* [REQUIREMENTS] Put the part of the entries below that opens with the line containing "cell-value-label: 1.00 xyxy=(584,448,613,463)" and closes with the line containing "cell-value-label: 0.33 xyxy=(89,275,118,290)", both lines included, into a JSON list of strings with one string per line. Leave out blank lines and anything outside that part.

--*--

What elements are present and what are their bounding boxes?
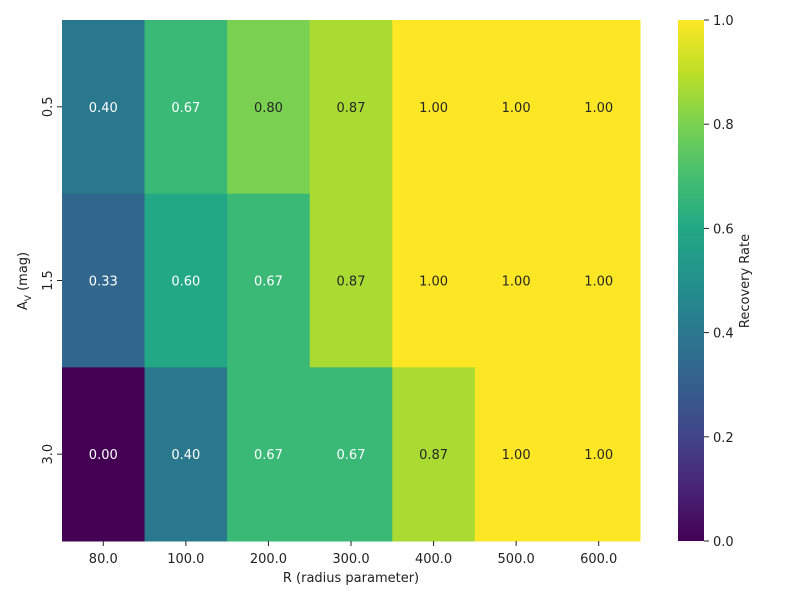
cell-value-label: 1.00 xyxy=(584,448,613,463)
heatmap-cell xyxy=(62,20,146,195)
heatmap-cell xyxy=(62,367,146,542)
heatmap-cell xyxy=(62,193,146,368)
x-tick-label: 80.0 xyxy=(89,552,118,567)
y-axis-label-suffix: (mag) xyxy=(16,252,31,295)
heatmap-cell xyxy=(557,367,641,542)
y-tick-label: 1.5 xyxy=(41,270,56,291)
cell-value-label: 0.33 xyxy=(89,275,118,290)
heatmap-cell xyxy=(309,20,393,195)
cell-value-label: 1.00 xyxy=(502,275,531,290)
heatmap-cell xyxy=(474,20,558,195)
cell-value-label: 1.00 xyxy=(584,275,613,290)
cell-value-label: 0.67 xyxy=(254,448,283,463)
y-axis-ticks: 0.5 1.5 3.0 xyxy=(41,96,62,465)
x-tick-label: 600.0 xyxy=(580,552,617,567)
colorbar-tick-label: 0.4 xyxy=(713,327,734,342)
cell-value-label: 0.67 xyxy=(337,448,366,463)
cell-value-label: 0.87 xyxy=(337,275,366,290)
y-tick-label: 0.5 xyxy=(41,96,56,117)
colorbar-tick-label: 0.6 xyxy=(713,222,734,237)
cell-value-label: 0.40 xyxy=(89,101,118,116)
heatmap-cell xyxy=(309,193,393,368)
heatmap-cell xyxy=(392,20,476,195)
y-axis-label-main: A xyxy=(16,301,31,310)
heatmap-cell xyxy=(144,193,228,368)
cell-value-label: 0.80 xyxy=(254,101,283,116)
cell-value-label: 1.00 xyxy=(502,101,531,116)
colorbar-label: Recovery Rate xyxy=(738,234,753,328)
heatmap-cell xyxy=(144,367,228,542)
colorbar-ticks: 0.0 0.2 0.4 0.6 0.8 1.0 xyxy=(704,14,734,550)
x-tick-label: 300.0 xyxy=(332,552,369,567)
cell-value-label: 0.40 xyxy=(171,448,200,463)
y-axis-label: AV (mag) xyxy=(16,252,34,310)
heatmap-cell xyxy=(474,367,558,542)
cell-value-label: 1.00 xyxy=(419,275,448,290)
cell-value-label: 0.00 xyxy=(89,448,118,463)
y-tick-label: 3.0 xyxy=(41,444,56,465)
heatmap-cell xyxy=(227,20,311,195)
colorbar-tick-label: 0.0 xyxy=(713,535,734,550)
cell-value-label: 1.00 xyxy=(419,101,448,116)
x-tick-label: 100.0 xyxy=(167,552,204,567)
heatmap-cell xyxy=(144,20,228,195)
heatmap-cell xyxy=(227,193,311,368)
cell-value-label: 0.67 xyxy=(254,275,283,290)
x-tick-label: 500.0 xyxy=(498,552,535,567)
cell-value-label: 1.00 xyxy=(584,101,613,116)
heatmap-cells: 0.40 0.67 0.80 0.87 1.00 1.00 1.00 0.33 0.60 0.67… xyxy=(62,20,641,542)
x-axis-ticks: 80.0 100.0 200.0 300.0 400.0 500.0 600.0 xyxy=(89,541,617,567)
y-axis-label-subscript: V xyxy=(24,294,34,301)
x-tick-label: 200.0 xyxy=(250,552,287,567)
x-tick-label: 400.0 xyxy=(415,552,452,567)
heatmap-cell xyxy=(474,193,558,368)
cell-value-label: 0.67 xyxy=(171,101,200,116)
cell-value-label: 1.00 xyxy=(502,448,531,463)
cell-value-label: 0.60 xyxy=(171,275,200,290)
x-axis-label: R (radius parameter) xyxy=(283,571,419,586)
cell-value-label: 0.87 xyxy=(337,101,366,116)
heatmap-cell xyxy=(557,193,641,368)
heatmap-cell xyxy=(227,367,311,542)
heatmap-cell xyxy=(557,20,641,195)
colorbar xyxy=(678,20,704,541)
heatmap-cell xyxy=(392,367,476,542)
cell-value-label: 0.87 xyxy=(419,448,448,463)
colorbar-tick-label: 1.0 xyxy=(713,14,734,29)
colorbar-tick-label: 0.2 xyxy=(713,431,734,446)
heatmap-cell xyxy=(309,367,393,542)
heatmap-cell xyxy=(392,193,476,368)
colorbar-tick-label: 0.8 xyxy=(713,118,734,133)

--*--

* [RESPONSE]
[
  "cell-value-label: 1.00 xyxy=(584,448,613,463)",
  "heatmap-cell xyxy=(62,20,146,195)",
  "heatmap-cell xyxy=(62,367,146,542)",
  "heatmap-cell xyxy=(62,193,146,368)",
  "x-tick-label: 80.0 xyxy=(89,552,118,567)",
  "y-axis-label-suffix: (mag) xyxy=(16,252,31,295)",
  "heatmap-cell xyxy=(557,367,641,542)",
  "y-tick-label: 1.5 xyxy=(41,270,56,291)",
  "cell-value-label: 0.33 xyxy=(89,275,118,290)"
]